[Dataset items]
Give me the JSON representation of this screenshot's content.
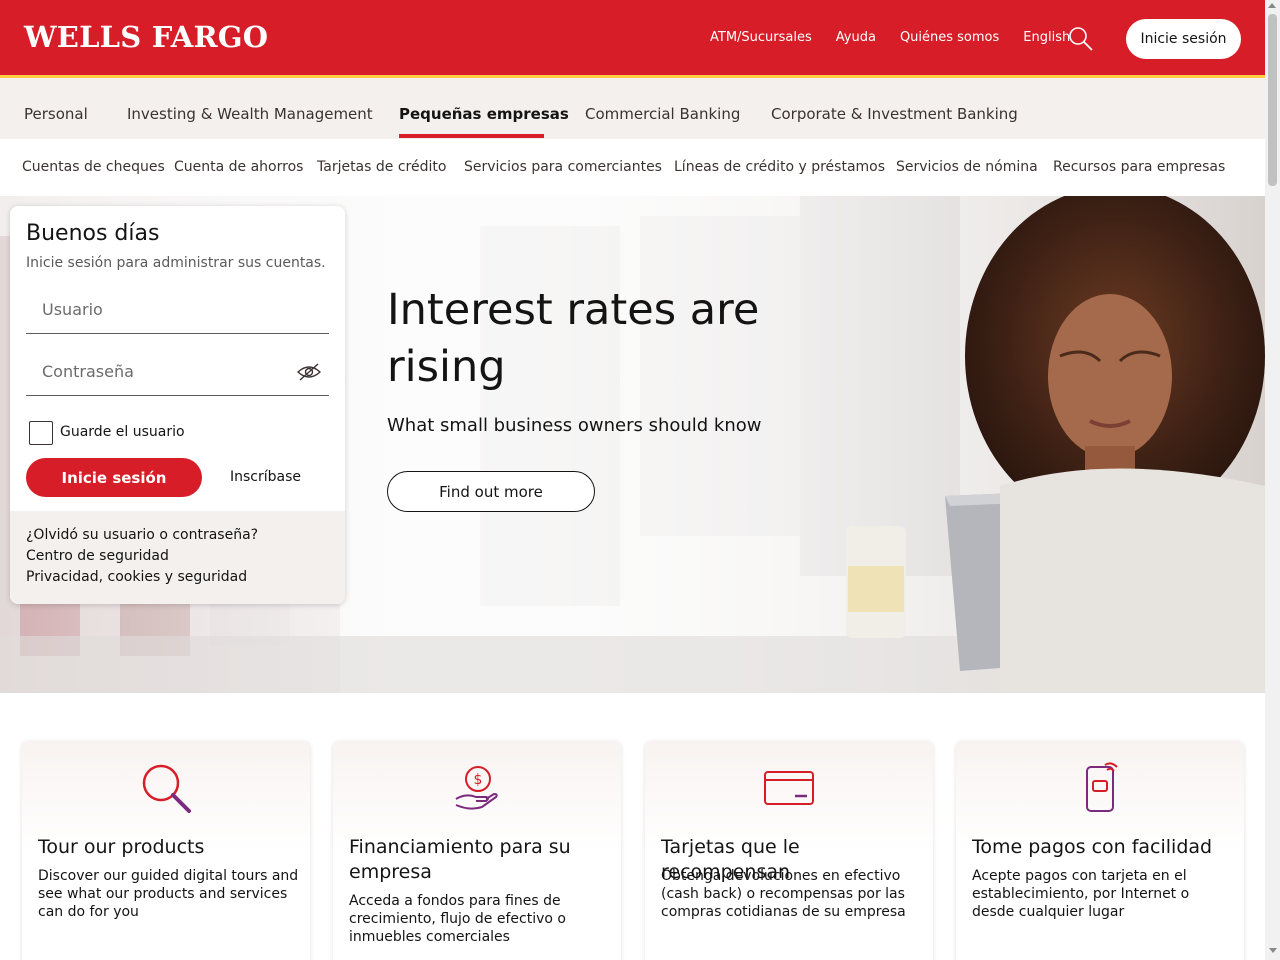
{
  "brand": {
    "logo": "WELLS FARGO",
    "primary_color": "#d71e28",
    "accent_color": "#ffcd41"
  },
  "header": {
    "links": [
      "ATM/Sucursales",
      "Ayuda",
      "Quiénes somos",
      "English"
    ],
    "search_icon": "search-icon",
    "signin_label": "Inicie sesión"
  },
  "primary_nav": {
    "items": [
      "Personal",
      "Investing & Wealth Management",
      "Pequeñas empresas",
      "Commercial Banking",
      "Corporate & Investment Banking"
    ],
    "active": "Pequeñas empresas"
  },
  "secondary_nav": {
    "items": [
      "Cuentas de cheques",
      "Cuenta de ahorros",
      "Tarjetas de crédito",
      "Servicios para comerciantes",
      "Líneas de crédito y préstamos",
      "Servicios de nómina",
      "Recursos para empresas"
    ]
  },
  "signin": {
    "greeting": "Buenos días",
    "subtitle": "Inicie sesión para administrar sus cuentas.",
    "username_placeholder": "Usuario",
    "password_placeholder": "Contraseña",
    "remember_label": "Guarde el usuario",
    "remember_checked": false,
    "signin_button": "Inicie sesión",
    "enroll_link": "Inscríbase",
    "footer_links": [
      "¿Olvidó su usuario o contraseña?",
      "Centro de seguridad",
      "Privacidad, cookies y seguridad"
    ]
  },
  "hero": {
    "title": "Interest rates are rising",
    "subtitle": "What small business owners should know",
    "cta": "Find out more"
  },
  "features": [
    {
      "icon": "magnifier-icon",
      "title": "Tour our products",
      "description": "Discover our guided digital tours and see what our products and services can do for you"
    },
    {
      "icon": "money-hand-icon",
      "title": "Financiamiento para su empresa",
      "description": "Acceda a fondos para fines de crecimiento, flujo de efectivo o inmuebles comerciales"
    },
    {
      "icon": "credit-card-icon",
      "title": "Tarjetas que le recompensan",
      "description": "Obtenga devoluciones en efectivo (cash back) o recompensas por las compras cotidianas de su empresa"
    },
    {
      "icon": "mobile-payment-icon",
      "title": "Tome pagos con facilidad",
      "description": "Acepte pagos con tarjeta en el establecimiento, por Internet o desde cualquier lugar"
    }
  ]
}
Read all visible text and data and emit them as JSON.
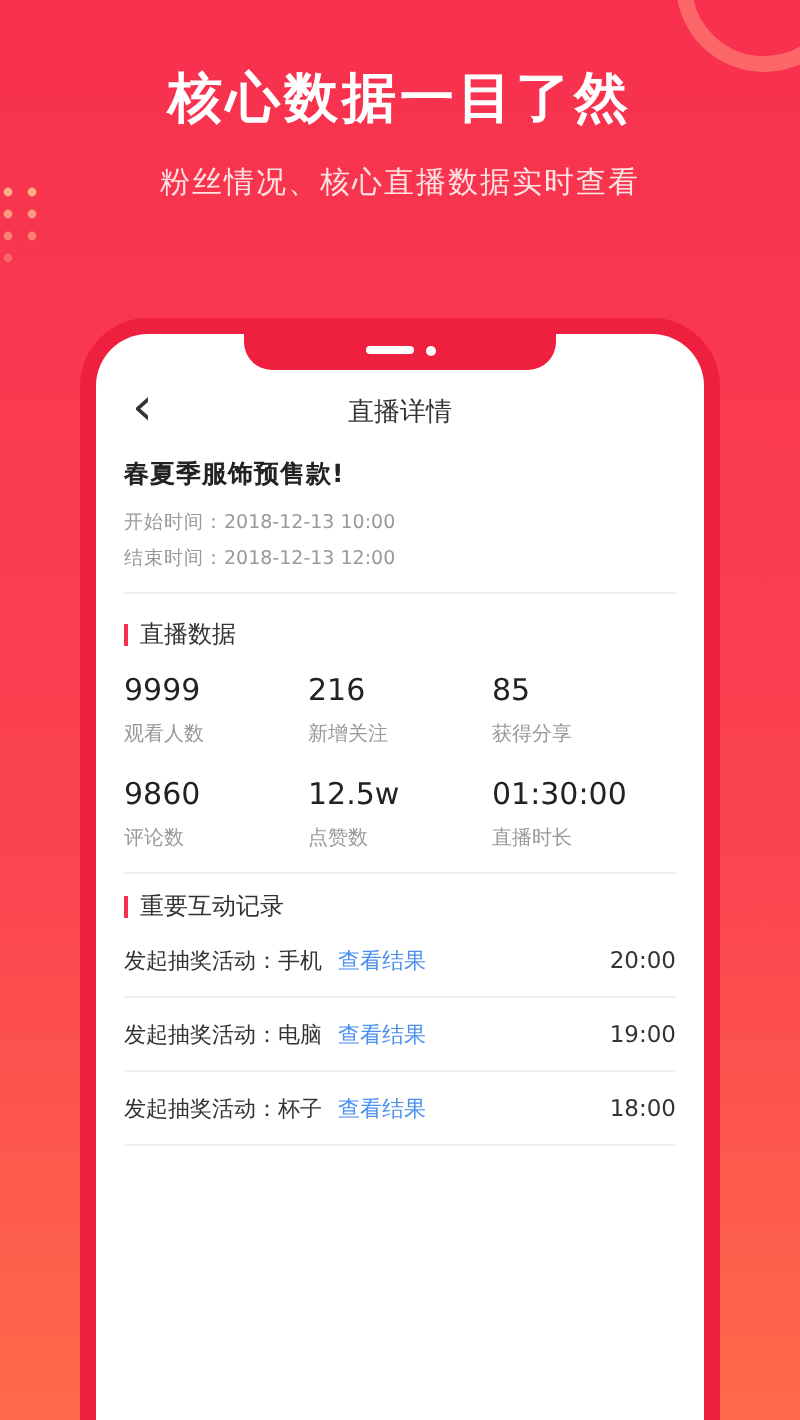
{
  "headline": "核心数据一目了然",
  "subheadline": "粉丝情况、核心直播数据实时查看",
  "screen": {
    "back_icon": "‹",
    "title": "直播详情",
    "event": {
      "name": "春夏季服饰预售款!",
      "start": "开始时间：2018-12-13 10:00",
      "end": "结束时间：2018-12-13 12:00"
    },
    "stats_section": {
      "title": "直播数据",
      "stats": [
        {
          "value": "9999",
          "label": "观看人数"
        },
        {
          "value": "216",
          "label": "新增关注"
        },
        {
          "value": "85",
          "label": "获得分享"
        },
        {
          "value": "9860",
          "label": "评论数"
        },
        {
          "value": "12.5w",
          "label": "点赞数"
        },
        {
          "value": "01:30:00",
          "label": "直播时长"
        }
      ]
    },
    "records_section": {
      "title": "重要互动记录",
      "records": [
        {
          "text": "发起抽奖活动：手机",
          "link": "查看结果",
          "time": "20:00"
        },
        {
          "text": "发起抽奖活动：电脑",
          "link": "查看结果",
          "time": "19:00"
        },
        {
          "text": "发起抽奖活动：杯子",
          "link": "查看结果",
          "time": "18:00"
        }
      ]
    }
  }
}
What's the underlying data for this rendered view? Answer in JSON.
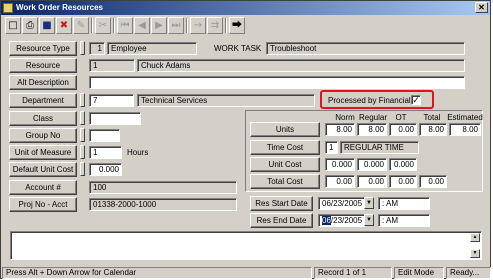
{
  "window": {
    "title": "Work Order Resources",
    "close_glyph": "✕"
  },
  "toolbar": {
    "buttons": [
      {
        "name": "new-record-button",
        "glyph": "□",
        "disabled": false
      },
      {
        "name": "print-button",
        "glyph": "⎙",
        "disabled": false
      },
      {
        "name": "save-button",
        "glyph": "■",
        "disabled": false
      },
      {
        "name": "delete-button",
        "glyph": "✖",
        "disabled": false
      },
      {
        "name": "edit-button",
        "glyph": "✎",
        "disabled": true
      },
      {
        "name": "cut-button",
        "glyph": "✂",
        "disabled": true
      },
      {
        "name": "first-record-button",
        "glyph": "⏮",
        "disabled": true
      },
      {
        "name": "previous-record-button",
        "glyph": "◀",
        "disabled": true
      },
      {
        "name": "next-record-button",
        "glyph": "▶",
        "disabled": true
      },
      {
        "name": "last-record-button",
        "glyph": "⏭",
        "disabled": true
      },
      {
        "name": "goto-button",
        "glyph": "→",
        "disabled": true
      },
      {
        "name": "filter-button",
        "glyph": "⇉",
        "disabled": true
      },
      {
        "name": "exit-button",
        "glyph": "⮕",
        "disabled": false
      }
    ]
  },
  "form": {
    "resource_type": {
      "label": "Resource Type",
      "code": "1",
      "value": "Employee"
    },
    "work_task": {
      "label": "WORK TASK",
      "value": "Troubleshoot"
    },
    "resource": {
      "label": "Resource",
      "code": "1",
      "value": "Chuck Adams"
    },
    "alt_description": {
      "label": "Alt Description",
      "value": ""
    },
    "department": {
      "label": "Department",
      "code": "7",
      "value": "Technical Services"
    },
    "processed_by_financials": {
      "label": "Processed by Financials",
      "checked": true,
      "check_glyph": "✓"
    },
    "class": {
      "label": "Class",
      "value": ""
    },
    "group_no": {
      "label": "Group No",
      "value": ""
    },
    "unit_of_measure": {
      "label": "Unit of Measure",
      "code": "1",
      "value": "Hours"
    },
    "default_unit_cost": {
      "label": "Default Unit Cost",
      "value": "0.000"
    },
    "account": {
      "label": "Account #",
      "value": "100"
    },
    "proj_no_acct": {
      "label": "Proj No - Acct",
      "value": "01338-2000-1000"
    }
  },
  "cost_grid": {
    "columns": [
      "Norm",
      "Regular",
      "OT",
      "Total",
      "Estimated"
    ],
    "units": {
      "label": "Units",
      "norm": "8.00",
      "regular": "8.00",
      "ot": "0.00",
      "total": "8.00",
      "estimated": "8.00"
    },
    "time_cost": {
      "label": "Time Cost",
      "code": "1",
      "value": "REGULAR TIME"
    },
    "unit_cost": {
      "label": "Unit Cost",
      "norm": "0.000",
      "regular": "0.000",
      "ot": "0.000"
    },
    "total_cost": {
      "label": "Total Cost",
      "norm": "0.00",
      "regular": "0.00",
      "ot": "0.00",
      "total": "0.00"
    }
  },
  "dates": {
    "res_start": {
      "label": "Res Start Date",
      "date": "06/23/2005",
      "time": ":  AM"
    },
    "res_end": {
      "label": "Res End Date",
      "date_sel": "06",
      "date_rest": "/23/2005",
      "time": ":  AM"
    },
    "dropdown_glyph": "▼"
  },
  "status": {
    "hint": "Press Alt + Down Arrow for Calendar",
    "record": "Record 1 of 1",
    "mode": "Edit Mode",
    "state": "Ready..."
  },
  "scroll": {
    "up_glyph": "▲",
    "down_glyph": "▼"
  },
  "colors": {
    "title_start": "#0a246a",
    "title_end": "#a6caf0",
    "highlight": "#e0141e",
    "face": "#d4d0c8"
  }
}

*Set problem:* Pull every line containing the word "pagos" out of the material.

*Output of the exercise:*
      "title": "Tome pagos con facilidad",
      "description": "Acepte pagos con tarjeta en el establecimiento, por Internet o desde cualquier lugar"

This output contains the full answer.